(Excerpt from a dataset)

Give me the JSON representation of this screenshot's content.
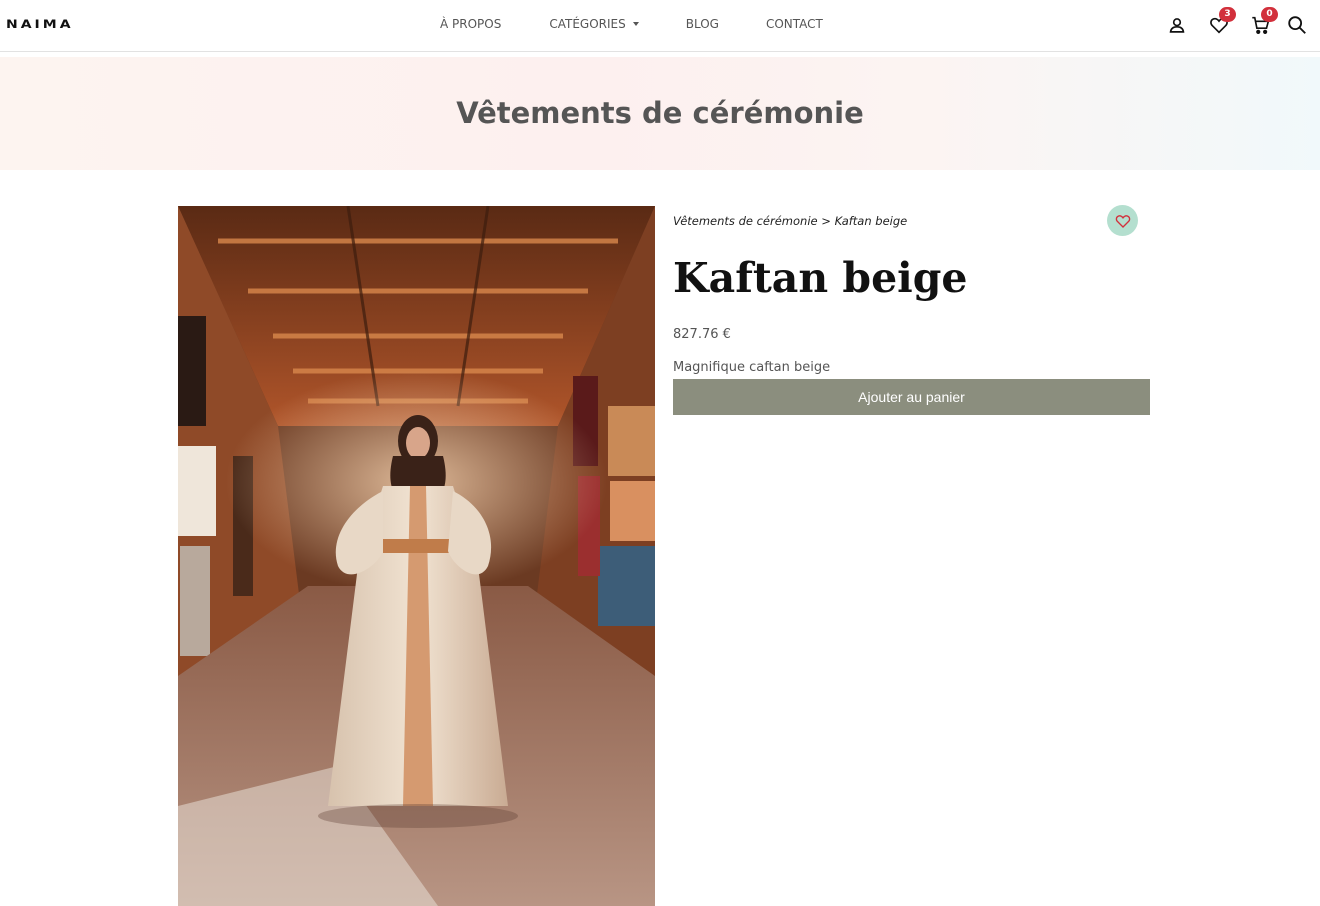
{
  "header": {
    "logo": "NAIMA",
    "nav": [
      {
        "label": "À PROPOS",
        "dropdown": false
      },
      {
        "label": "CATÉGORIES",
        "dropdown": true
      },
      {
        "label": "BLOG",
        "dropdown": false
      },
      {
        "label": "CONTACT",
        "dropdown": false
      }
    ],
    "icons": {
      "account": "user-icon",
      "wishlist": "heart-icon",
      "wishlist_count": "3",
      "cart": "cart-icon",
      "cart_count": "0",
      "search": "search-icon"
    }
  },
  "banner": {
    "title": "Vêtements de cérémonie"
  },
  "breadcrumb": {
    "category": "Vêtements de cérémonie",
    "separator": ">",
    "current": "Kaftan beige"
  },
  "product": {
    "title": "Kaftan beige",
    "price": "827.76 €",
    "description": "Magnifique caftan beige",
    "add_to_cart_label": "Ajouter au panier",
    "image": "kaftan-photo"
  },
  "colors": {
    "accent_badge": "#d2303c",
    "button": "#8b8e7e",
    "favorite_bg": "#b4dfcf"
  }
}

* [Work to be completed]
Reproduce the records verbatim, omitting all images they contain.

* [Reply]
Give me the JSON representation of this screenshot's content.
{
  "header": {
    "logo": "NAIMA",
    "nav": [
      {
        "label": "À PROPOS",
        "dropdown": false
      },
      {
        "label": "CATÉGORIES",
        "dropdown": true
      },
      {
        "label": "BLOG",
        "dropdown": false
      },
      {
        "label": "CONTACT",
        "dropdown": false
      }
    ],
    "icons": {
      "account": "user-icon",
      "wishlist": "heart-icon",
      "wishlist_count": "3",
      "cart": "cart-icon",
      "cart_count": "0",
      "search": "search-icon"
    }
  },
  "banner": {
    "title": "Vêtements de cérémonie"
  },
  "breadcrumb": {
    "category": "Vêtements de cérémonie",
    "separator": ">",
    "current": "Kaftan beige"
  },
  "product": {
    "title": "Kaftan beige",
    "price": "827.76 €",
    "description": "Magnifique caftan beige",
    "add_to_cart_label": "Ajouter au panier",
    "image": "kaftan-photo"
  },
  "colors": {
    "accent_badge": "#d2303c",
    "button": "#8b8e7e",
    "favorite_bg": "#b4dfcf"
  }
}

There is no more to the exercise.